→ **Material for the task**
# # #

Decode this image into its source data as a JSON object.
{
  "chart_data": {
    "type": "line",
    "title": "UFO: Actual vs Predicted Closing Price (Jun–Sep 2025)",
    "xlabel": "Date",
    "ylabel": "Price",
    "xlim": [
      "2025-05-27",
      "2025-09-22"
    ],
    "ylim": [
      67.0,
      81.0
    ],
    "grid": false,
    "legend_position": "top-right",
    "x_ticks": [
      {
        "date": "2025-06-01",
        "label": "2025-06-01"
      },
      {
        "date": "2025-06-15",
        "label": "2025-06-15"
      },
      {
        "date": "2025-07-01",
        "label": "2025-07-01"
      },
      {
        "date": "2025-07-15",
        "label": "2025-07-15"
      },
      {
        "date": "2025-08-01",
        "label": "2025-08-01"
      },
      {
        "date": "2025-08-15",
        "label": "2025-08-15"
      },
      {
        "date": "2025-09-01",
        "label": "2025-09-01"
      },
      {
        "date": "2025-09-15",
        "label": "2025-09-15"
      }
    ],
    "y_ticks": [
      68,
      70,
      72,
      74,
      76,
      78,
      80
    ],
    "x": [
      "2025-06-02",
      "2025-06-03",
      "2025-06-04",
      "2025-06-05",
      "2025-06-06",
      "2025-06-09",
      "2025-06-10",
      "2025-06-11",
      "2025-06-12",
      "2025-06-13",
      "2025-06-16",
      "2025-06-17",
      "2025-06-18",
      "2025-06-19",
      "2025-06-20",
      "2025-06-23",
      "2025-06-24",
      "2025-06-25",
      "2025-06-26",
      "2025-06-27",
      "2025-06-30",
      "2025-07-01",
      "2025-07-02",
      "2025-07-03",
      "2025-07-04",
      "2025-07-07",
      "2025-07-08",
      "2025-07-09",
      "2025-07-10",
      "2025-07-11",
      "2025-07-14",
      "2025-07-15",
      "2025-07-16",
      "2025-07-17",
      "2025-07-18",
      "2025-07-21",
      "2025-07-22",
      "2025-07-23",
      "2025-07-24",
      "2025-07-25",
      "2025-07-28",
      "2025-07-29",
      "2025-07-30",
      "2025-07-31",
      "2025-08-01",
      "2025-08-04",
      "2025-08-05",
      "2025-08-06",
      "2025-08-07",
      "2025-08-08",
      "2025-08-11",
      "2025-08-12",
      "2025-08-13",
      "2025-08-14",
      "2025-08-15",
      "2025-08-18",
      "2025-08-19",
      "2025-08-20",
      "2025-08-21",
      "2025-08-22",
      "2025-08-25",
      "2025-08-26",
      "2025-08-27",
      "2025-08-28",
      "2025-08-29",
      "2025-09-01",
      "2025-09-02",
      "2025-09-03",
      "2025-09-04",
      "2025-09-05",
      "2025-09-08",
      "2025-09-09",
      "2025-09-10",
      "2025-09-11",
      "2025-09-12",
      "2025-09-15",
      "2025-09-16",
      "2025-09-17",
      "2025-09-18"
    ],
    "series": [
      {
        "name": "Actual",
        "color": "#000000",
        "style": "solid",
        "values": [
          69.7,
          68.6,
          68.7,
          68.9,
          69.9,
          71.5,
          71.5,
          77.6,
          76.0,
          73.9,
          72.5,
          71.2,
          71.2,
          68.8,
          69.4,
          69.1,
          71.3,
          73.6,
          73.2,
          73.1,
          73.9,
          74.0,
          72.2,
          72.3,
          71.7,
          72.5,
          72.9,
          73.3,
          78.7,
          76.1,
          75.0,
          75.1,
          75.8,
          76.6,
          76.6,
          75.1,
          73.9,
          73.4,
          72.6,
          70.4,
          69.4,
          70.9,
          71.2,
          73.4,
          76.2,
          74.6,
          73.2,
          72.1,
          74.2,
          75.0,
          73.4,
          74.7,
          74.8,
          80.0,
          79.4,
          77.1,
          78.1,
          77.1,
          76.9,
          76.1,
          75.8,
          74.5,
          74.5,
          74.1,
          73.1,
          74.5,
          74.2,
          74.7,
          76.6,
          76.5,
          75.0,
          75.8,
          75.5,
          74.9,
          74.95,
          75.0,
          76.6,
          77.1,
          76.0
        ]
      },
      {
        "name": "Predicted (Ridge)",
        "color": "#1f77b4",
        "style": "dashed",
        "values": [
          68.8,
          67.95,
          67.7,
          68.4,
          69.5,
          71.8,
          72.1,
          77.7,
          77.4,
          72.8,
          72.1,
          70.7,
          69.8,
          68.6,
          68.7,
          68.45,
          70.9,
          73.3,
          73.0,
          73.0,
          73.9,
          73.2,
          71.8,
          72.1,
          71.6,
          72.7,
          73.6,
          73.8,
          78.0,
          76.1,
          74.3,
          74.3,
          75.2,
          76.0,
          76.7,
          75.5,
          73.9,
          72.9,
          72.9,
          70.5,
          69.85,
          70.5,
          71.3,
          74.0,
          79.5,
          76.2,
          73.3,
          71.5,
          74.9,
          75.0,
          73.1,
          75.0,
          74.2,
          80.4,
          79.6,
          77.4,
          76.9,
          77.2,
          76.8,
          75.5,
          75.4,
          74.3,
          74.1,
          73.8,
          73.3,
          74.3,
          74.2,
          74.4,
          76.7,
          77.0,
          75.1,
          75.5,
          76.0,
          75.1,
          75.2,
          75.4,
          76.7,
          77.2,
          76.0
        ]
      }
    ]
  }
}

# # #

→ **What is needed**
Scan the entries above. Copy each line that has the string "Predicted".

→ **Completed exercise**
    "title": "UFO: Actual vs Predicted Closing Price (Jun–Sep 2025)",
        "name": "Predicted (Ridge)",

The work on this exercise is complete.